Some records
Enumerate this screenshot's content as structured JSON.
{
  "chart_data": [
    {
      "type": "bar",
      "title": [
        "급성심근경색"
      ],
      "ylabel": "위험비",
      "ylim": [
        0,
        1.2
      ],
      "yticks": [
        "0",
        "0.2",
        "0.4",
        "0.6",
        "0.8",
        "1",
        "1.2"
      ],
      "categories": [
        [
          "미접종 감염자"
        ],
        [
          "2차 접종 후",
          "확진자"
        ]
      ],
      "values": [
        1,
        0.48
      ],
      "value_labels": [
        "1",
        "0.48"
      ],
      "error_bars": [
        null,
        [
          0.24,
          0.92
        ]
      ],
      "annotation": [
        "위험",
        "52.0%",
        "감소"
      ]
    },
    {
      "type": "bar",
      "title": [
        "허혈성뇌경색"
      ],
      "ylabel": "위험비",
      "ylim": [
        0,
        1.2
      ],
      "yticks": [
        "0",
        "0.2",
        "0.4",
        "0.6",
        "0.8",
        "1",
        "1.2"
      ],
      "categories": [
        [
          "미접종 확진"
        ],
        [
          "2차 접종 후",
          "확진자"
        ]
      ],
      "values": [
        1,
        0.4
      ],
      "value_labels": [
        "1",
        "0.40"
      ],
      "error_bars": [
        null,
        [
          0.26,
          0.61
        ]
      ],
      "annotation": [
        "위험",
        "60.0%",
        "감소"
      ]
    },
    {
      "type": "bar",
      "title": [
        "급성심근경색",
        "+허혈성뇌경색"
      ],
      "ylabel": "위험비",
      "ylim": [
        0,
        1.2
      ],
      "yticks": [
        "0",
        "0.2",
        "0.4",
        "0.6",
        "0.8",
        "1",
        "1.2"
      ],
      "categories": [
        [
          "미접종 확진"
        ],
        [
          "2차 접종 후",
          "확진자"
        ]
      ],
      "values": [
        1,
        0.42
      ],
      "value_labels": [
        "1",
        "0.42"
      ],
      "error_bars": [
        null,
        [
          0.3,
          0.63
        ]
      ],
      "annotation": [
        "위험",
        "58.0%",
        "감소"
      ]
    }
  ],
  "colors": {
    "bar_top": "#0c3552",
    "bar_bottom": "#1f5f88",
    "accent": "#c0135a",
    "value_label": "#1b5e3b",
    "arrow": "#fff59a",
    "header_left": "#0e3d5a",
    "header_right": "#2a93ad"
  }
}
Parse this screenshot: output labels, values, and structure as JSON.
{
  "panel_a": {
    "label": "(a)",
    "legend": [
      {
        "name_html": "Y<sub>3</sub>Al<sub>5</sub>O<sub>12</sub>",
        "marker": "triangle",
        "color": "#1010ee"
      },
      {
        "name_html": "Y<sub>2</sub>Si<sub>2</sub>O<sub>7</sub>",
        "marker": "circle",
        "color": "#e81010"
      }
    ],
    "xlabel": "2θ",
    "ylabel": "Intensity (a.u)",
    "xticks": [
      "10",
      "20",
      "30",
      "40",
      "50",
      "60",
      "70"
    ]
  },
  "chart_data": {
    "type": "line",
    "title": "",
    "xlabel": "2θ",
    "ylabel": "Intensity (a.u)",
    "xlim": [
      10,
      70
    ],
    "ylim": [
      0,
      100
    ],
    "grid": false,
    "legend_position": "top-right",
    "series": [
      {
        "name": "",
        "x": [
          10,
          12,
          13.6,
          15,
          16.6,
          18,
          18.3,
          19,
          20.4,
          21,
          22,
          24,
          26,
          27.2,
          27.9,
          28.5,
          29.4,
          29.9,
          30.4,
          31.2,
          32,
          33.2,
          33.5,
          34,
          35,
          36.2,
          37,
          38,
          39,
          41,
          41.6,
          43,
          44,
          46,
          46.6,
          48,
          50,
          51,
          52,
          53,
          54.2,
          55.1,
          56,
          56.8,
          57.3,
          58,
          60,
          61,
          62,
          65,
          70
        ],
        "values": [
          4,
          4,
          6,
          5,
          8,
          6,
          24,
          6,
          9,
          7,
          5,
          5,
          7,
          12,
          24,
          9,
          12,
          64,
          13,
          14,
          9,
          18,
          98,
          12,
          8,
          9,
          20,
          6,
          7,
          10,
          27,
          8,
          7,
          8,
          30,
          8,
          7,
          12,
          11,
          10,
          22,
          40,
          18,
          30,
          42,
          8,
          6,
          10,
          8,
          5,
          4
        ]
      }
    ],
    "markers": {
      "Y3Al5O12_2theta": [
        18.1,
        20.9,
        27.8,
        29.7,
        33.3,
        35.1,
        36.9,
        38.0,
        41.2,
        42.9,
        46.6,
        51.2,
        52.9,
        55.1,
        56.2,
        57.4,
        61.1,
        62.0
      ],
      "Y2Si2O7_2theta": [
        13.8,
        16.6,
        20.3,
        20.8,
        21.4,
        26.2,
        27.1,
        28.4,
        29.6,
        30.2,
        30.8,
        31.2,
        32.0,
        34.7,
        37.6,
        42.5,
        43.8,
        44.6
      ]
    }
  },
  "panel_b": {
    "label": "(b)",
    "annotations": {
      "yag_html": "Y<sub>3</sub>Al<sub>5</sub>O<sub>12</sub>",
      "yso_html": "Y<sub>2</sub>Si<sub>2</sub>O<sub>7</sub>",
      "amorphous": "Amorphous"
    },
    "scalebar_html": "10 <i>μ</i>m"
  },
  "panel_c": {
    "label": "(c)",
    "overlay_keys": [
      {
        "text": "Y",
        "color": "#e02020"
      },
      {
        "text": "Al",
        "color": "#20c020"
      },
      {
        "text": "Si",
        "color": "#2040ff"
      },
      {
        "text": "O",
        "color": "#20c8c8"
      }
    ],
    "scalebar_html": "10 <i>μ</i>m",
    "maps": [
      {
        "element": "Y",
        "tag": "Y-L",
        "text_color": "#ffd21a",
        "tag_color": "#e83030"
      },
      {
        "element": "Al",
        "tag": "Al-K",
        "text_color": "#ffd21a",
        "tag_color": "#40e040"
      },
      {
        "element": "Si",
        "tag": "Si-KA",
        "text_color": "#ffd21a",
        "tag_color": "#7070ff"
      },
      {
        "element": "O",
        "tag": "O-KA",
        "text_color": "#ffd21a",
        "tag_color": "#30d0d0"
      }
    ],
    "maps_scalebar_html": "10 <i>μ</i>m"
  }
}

• **Exercise goal**: Using the records above, gather all lines where the string "JSON" is present.

• **Output for this exercise**:
Enumerate this screenshot's content as structured JSON.
Parse this screenshot: output labels, values, and structure as JSON.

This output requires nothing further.